● **WORK TO BE COMPLETED**
Rewrite every line of the rows below as a JSON list of strings, one string per line, with blank lines omitted.

####

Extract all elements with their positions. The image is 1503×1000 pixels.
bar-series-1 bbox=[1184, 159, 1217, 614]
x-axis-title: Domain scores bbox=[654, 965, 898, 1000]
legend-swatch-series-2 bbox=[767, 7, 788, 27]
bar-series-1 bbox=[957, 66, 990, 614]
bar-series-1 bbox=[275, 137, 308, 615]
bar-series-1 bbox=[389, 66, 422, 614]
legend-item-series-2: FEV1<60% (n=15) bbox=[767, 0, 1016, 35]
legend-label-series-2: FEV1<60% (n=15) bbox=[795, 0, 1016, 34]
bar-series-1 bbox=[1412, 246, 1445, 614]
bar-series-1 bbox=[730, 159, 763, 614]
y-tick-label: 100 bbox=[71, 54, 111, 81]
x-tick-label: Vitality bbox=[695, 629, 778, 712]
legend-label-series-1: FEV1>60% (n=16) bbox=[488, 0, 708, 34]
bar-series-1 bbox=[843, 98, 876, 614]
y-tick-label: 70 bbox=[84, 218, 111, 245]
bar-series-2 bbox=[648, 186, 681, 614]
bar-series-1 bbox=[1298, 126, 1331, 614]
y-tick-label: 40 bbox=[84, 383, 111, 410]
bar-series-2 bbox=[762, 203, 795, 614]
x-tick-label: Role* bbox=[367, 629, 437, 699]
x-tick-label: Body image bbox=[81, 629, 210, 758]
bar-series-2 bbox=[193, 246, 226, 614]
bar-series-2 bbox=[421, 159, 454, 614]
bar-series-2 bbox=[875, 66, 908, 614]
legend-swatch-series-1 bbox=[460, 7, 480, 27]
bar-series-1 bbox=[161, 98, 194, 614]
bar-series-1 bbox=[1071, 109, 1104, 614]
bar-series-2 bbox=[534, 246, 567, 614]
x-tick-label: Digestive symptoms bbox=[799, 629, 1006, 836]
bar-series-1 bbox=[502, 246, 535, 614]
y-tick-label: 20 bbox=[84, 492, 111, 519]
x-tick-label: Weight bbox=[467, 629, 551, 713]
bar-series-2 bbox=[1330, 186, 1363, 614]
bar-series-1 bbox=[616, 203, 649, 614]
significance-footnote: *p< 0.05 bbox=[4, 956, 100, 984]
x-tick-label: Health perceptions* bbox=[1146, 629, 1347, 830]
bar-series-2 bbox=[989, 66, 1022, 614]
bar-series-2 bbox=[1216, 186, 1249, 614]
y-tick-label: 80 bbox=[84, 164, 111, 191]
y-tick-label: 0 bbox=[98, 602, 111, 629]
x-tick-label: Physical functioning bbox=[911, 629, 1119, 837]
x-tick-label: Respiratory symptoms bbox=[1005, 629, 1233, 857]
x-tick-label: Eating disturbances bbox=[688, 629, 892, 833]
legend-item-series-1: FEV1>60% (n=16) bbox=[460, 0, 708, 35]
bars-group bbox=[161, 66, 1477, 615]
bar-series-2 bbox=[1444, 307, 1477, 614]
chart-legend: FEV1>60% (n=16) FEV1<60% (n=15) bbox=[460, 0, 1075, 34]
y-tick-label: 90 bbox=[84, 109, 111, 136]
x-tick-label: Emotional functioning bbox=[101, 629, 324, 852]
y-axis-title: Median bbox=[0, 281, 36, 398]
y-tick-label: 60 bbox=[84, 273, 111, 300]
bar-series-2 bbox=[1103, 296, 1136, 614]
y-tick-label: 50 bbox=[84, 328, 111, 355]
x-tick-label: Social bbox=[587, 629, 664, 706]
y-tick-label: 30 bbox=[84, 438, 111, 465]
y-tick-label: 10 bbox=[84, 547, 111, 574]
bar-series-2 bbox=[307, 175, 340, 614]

####

● **IN RESPONSE**
[
  "Extract all elements with their positions. The image is 1503×1000 pixels.",
  "bar-series-1 bbox=[1184, 159, 1217, 614]",
  "x-axis-title: Domain scores bbox=[654, 965, 898, 1000]",
  "legend-swatch-series-2 bbox=[767, 7, 788, 27]",
  "bar-series-1 bbox=[957, 66, 990, 614]",
  "bar-series-1 bbox=[275, 137, 308, 615]",
  "bar-series-1 bbox=[389, 66, 422, 614]",
  "legend-item-series-2: FEV1<60% (n=15) bbox=[767, 0, 1016, 35]",
  "legend-label-series-2: FEV1<60% (n=15) bbox=[795, 0, 1016, 34]",
  "bar-series-1 bbox=[1412, 246, 1445, 614]",
  "bar-series-1 bbox=[730, 159, 763, 614]",
  "y-tick-label: 100 bbox=[71, 54, 111, 81]",
  "x-tick-label: Vitality bbox=[695, 629, 778, 712]",
  "legend-label-series-1: FEV1>60% (n=16) bbox=[488, 0, 708, 34]",
  "bar-series-1 bbox=[843, 98, 876, 614]",
  "y-tick-label: 70 bbox=[84, 218, 111, 245]",
  "bar-series-2 bbox=[648, 186, 681, 614]",
  "bar-series-1 bbox=[1298, 126, 1331, 614]",
  "y-tick-label: 40 bbox=[84, 383, 111, 410]",
  "bar-series-2 bbox=[762, 203, 795, 614]",
  "x-tick-label: Role* bbox=[367, 629, 437, 699]",
  "x-tick-label: Body image bbox=[81, 629, 210, 758]",
  "bar-series-2 bbox=[193, 246, 226, 614]",
  "bar-series-2 bbox=[421, 159, 454, 614]",
  "bar-series-2 bbox=[875, 66, 908, 614]",
  "legend-swatch-series-1 bbox=[460, 7, 480, 27]",
  "bar-series-1 bbox=[161, 98, 194, 614]",
  "bar-series-1 bbox=[1071, 109, 1104, 614]",
  "bar-series-2 bbox=[534, 246, 567, 614]",
  "x-tick-label: Digestive symptoms bbox=[799, 629, 1006, 836]",
  "bar-series-1 bbox=[502, 246, 535, 614]",
  "y-tick-label: 20 bbox=[84, 492, 111, 519]",
  "x-tick-label: Weight bbox=[467, 629, 551, 713]",
  "bar-series-2 bbox=[1330, 186, 1363, 614]",
  "bar-series-1 bbox=[616, 203, 649, 614]",
  "significance-footnote: *p< 0.05 bbox=[4, 956, 100, 984]",
  "x-tick-label: Health perceptions* bbox=[1146, 629, 1347, 830]",
  "bar-series-2 bbox=[989, 66, 1022, 614]",
  "bar-series-2 bbox=[1216, 186, 1249, 614]",
  "y-tick-label: 80 bbox=[84, 164, 111, 191]",
  "y-tick-label: 0 bbox=[98, 602, 111, 629]",
  "x-tick-label: Physical functioning bbox=[911, 629, 1119, 837]",
  "x-tick-label: Respiratory symptoms bbox=[1005, 629, 1233, 857]",
  "x-tick-label: Eating disturbances bbox=[688, 629, 892, 833]",
  "legend-item-series-1: FEV1>60% (n=16) bbox=[460, 0, 708, 35]",
  "bars-group bbox=[161, 66, 1477, 615]",
  "bar-series-2 bbox=[1444, 307, 1477, 614]",
  "chart-legend: FEV1>60% (n=16) FEV1<60% (n=15) bbox=[460, 0, 1075, 34]",
  "y-tick-label: 90 bbox=[84, 109, 111, 136]",
  "x-tick-label: Emotional functioning bbox=[101, 629, 324, 852]",
  "y-axis-title: Median bbox=[0, 281, 36, 398]",
  "y-tick-label: 60 bbox=[84, 273, 111, 300]",
  "bar-series-2 bbox=[1103, 296, 1136, 614]",
  "y-tick-label: 50 bbox=[84, 328, 111, 355]",
  "x-tick-label: Social bbox=[587, 629, 664, 706]",
  "y-tick-label: 30 bbox=[84, 438, 111, 465]",
  "y-tick-label: 10 bbox=[84, 547, 111, 574]",
  "bar-series-2 bbox=[307, 175, 340, 614]"
]